■ **The exercise**
Find all lines in the listing that include the word "programowej", then copy them.

■ **Data extract**
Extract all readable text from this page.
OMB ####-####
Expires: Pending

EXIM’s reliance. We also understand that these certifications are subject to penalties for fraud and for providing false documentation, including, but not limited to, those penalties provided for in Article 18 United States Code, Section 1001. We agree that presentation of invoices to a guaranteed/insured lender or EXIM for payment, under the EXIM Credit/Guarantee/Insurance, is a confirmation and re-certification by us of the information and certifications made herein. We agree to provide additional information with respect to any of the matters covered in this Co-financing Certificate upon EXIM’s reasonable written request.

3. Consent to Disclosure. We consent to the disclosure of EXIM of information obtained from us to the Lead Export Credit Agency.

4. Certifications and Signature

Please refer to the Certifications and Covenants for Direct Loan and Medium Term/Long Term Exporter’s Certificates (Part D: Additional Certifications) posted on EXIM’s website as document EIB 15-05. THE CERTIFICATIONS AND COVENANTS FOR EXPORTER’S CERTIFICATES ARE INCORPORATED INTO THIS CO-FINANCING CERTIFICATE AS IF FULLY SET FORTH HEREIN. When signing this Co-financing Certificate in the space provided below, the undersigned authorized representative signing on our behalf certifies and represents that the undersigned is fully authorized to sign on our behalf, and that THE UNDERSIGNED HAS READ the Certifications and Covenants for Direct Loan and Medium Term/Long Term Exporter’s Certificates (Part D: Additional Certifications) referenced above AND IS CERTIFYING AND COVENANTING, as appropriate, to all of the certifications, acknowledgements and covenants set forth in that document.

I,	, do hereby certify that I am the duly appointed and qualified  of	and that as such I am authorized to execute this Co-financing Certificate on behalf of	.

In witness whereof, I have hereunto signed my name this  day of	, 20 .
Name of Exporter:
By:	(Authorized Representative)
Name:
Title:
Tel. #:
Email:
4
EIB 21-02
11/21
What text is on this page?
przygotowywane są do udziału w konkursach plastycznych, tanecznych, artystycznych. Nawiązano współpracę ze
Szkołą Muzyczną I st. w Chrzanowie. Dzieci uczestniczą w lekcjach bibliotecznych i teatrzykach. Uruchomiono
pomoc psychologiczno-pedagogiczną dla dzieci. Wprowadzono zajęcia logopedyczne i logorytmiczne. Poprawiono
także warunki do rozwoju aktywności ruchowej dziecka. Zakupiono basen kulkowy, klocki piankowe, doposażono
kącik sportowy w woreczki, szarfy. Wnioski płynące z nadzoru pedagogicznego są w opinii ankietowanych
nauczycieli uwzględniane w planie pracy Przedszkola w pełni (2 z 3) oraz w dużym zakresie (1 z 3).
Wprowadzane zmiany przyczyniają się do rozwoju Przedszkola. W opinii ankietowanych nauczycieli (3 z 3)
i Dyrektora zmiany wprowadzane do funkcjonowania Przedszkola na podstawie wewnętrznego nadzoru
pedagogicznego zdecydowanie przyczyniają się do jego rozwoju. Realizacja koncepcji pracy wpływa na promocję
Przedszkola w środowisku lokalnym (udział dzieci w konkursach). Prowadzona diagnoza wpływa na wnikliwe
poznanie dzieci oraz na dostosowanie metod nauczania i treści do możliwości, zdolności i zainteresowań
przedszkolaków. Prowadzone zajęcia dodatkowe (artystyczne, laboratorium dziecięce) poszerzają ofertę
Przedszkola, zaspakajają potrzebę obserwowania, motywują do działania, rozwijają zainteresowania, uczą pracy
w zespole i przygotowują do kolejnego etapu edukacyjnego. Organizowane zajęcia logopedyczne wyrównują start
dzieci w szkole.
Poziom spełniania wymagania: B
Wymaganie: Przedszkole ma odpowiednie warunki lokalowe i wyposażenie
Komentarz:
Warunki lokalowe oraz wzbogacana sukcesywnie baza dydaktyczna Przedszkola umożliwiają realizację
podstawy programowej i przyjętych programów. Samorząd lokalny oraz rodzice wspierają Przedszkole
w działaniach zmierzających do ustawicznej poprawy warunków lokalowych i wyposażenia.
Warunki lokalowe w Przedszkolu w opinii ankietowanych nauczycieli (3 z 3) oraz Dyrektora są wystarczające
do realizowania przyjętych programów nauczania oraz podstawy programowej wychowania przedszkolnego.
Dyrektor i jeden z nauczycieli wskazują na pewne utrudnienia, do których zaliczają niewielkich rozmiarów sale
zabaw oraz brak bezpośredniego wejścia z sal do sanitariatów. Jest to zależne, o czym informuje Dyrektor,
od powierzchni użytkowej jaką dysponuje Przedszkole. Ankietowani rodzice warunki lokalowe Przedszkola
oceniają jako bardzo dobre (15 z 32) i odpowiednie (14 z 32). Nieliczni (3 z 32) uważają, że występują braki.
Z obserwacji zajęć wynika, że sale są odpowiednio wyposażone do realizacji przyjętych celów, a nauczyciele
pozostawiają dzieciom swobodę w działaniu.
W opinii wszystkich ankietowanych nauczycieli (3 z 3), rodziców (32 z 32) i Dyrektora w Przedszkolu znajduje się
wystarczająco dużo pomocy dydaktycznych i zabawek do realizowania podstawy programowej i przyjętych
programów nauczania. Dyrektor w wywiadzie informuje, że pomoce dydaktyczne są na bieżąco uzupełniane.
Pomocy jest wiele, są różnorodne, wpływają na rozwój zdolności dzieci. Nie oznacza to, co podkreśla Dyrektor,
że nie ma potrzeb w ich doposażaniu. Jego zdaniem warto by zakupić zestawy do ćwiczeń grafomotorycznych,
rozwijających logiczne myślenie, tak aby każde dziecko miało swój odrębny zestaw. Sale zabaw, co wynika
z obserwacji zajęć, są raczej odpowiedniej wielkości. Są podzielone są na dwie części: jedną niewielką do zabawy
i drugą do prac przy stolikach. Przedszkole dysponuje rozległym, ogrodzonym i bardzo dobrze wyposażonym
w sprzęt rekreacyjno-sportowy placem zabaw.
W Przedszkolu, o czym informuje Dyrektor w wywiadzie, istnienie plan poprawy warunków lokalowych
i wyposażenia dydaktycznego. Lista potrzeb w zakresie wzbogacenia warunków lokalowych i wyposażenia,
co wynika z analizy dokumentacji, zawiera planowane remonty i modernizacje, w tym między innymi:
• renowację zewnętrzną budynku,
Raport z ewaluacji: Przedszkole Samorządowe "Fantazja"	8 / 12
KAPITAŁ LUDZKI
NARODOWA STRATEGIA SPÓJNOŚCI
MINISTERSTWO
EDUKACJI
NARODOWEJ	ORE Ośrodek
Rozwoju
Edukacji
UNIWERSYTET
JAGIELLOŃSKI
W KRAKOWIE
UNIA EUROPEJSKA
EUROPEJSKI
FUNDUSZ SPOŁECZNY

■ **Output of the task**
podstawy programowej i przyjętych programów. Samorząd lokalny oraz rodzice wspierają Przedszkole
do realizowania przyjętych programów nauczania oraz podstawy programowej wychowania przedszkolnego.
wystarczająco dużo pomocy dydaktycznych i zabawek do realizowania podstawy programowej i przyjętych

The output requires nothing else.